PROBLEM DETAILS:
Reproduce every item below line for line, leaving out the pictures.

>> Start EXCERPTED RECORDS

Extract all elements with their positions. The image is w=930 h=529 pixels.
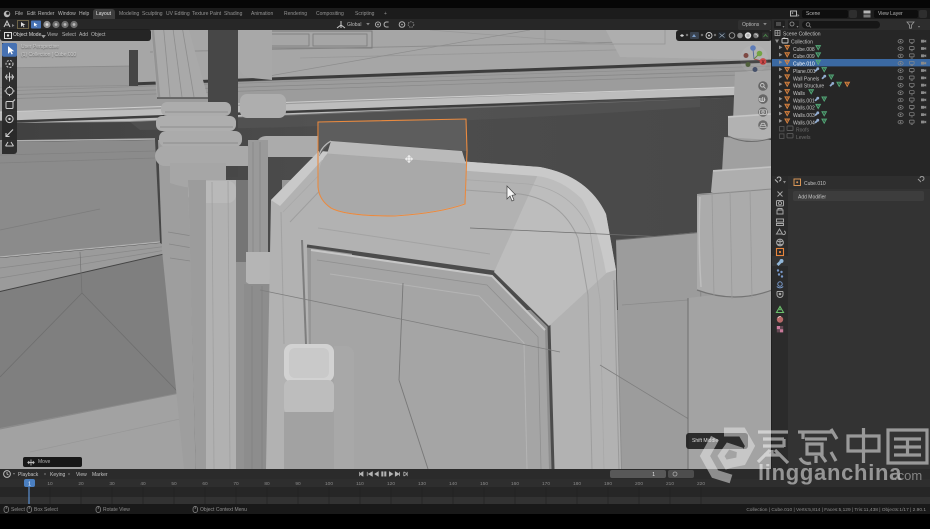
- svg-text:Cube.010: Cube.010: [804, 181, 826, 187]
- svg-text:40: 40: [140, 481, 146, 487]
- svg-text:20: 20: [78, 481, 84, 487]
- svg-text:80: 80: [264, 481, 270, 487]
- svg-text:Levels: Levels: [796, 135, 811, 141]
- svg-text:Add Modifier: Add Modifier: [798, 195, 826, 201]
- svg-text:110: 110: [356, 481, 364, 487]
- svg-text:Plane.001: Plane.001: [793, 69, 816, 75]
- svg-text:Walls.002: Walls.002: [793, 106, 815, 112]
- svg-text:Wall Structure: Wall Structure: [793, 84, 824, 90]
- svg-text:Roofs: Roofs: [796, 128, 810, 134]
- svg-text:Marker: Marker: [92, 472, 108, 478]
- svg-text:10: 10: [47, 481, 53, 487]
- svg-text:Cube.010: Cube.010: [793, 62, 815, 68]
- svg-text:120: 120: [387, 481, 395, 487]
- svg-text:160: 160: [511, 481, 519, 487]
- svg-text:lingganchina: lingganchina: [758, 460, 902, 485]
- svg-text:Walls.001: Walls.001: [793, 98, 815, 104]
- svg-text:.com: .com: [894, 468, 922, 483]
- svg-text:Collection: Collection: [791, 40, 813, 46]
- svg-text:Cube.009: Cube.009: [793, 54, 815, 60]
- svg-text:Scene Collection: Scene Collection: [783, 31, 821, 37]
- svg-text:140: 140: [449, 481, 457, 487]
- svg-text:50: 50: [171, 481, 177, 487]
- svg-text:Wall Panels: Wall Panels: [793, 76, 820, 82]
- svg-text:Select: Select: [11, 507, 26, 513]
- svg-text:Walls.004: Walls.004: [793, 120, 815, 126]
- svg-text:30: 30: [109, 481, 115, 487]
- svg-text:200: 200: [635, 481, 643, 487]
- svg-text:1: 1: [652, 472, 655, 478]
- svg-text:100: 100: [325, 481, 333, 487]
- svg-text:170: 170: [542, 481, 550, 487]
- svg-text:Rotate View: Rotate View: [103, 507, 130, 513]
- svg-text:View: View: [76, 472, 87, 478]
- svg-text:190: 190: [604, 481, 612, 487]
- svg-text:60: 60: [202, 481, 208, 487]
- svg-text:Playback: Playback: [18, 472, 39, 478]
- svg-text:150: 150: [480, 481, 488, 487]
- svg-text:90: 90: [295, 481, 301, 487]
- svg-text:Keying: Keying: [50, 472, 66, 478]
- svg-text:130: 130: [418, 481, 426, 487]
- svg-text:70: 70: [233, 481, 239, 487]
- svg-text:180: 180: [573, 481, 581, 487]
- svg-text:1: 1: [28, 481, 31, 487]
- svg-text:Cube.008: Cube.008: [793, 47, 815, 53]
- svg-text:Object Context Menu: Object Context Menu: [200, 507, 247, 513]
- svg-text:Box Select: Box Select: [34, 507, 59, 513]
- svg-text:210: 210: [666, 481, 674, 487]
- svg-text:Collection | Cube.010 | Verts:: Collection | Cube.010 | Verts:5,814 | Fa…: [746, 507, 926, 513]
- svg-text:Walls.003: Walls.003: [793, 113, 815, 119]
- svg-text:Walls: Walls: [793, 91, 806, 97]
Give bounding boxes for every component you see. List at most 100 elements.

>> End EXCERPTED RECORDS

ANSWER TO THIS PROBLEM:
Extract all elements with their positions. The image is w=930 h=529 pixels.
- svg-text:Cube.010: Cube.010: [804, 181, 826, 187]
- svg-text:40: 40: [140, 481, 146, 487]
- svg-text:20: 20: [78, 481, 84, 487]
- svg-text:80: 80: [264, 481, 270, 487]
- svg-text:Levels: Levels: [796, 135, 811, 141]
- svg-text:Add Modifier: Add Modifier: [798, 195, 826, 201]
- svg-text:110: 110: [356, 481, 364, 487]
- svg-text:Plane.001: Plane.001: [793, 69, 816, 75]
- svg-text:Walls.002: Walls.002: [793, 106, 815, 112]
- svg-text:Wall Structure: Wall Structure: [793, 84, 824, 90]
- svg-text:Roofs: Roofs: [796, 128, 810, 134]
- svg-text:Marker: Marker: [92, 472, 108, 478]
- svg-text:10: 10: [47, 481, 53, 487]
- svg-text:Cube.010: Cube.010: [793, 62, 815, 68]
- svg-text:120: 120: [387, 481, 395, 487]
- svg-text:160: 160: [511, 481, 519, 487]
- svg-text:lingganchina: lingganchina: [758, 460, 902, 485]
- svg-text:Walls.001: Walls.001: [793, 98, 815, 104]
- svg-text:.com: .com: [894, 468, 922, 483]
- svg-text:Collection: Collection: [791, 40, 813, 46]
- svg-text:Cube.009: Cube.009: [793, 54, 815, 60]
- svg-text:Scene Collection: Scene Collection: [783, 31, 821, 37]
- svg-text:140: 140: [449, 481, 457, 487]
- svg-text:50: 50: [171, 481, 177, 487]
- svg-text:Wall Panels: Wall Panels: [793, 76, 820, 82]
- svg-text:Select: Select: [11, 507, 26, 513]
- svg-text:Walls.004: Walls.004: [793, 120, 815, 126]
- svg-text:30: 30: [109, 481, 115, 487]
- svg-text:200: 200: [635, 481, 643, 487]
- svg-text:1: 1: [652, 472, 655, 478]
- svg-text:100: 100: [325, 481, 333, 487]
- svg-text:170: 170: [542, 481, 550, 487]
- svg-text:Rotate View: Rotate View: [103, 507, 130, 513]
- svg-text:View: View: [76, 472, 87, 478]
- svg-text:190: 190: [604, 481, 612, 487]
- svg-text:60: 60: [202, 481, 208, 487]
- svg-text:Playback: Playback: [18, 472, 39, 478]
- svg-text:150: 150: [480, 481, 488, 487]
- svg-text:90: 90: [295, 481, 301, 487]
- svg-text:Keying: Keying: [50, 472, 66, 478]
- svg-text:130: 130: [418, 481, 426, 487]
- svg-text:70: 70: [233, 481, 239, 487]
- svg-text:180: 180: [573, 481, 581, 487]
- svg-text:1: 1: [28, 481, 31, 487]
- svg-text:Cube.008: Cube.008: [793, 47, 815, 53]
- svg-text:Object Context Menu: Object Context Menu: [200, 507, 247, 513]
- svg-text:Box Select: Box Select: [34, 507, 59, 513]
- svg-text:210: 210: [666, 481, 674, 487]
- svg-text:Collection | Cube.010 | Verts:: Collection | Cube.010 | Verts:5,814 | Fa…: [746, 507, 926, 513]
- svg-text:Walls.003: Walls.003: [793, 113, 815, 119]
- svg-text:Walls: Walls: [793, 91, 806, 97]
Give bounding boxes for every component you see. List at most 100 elements.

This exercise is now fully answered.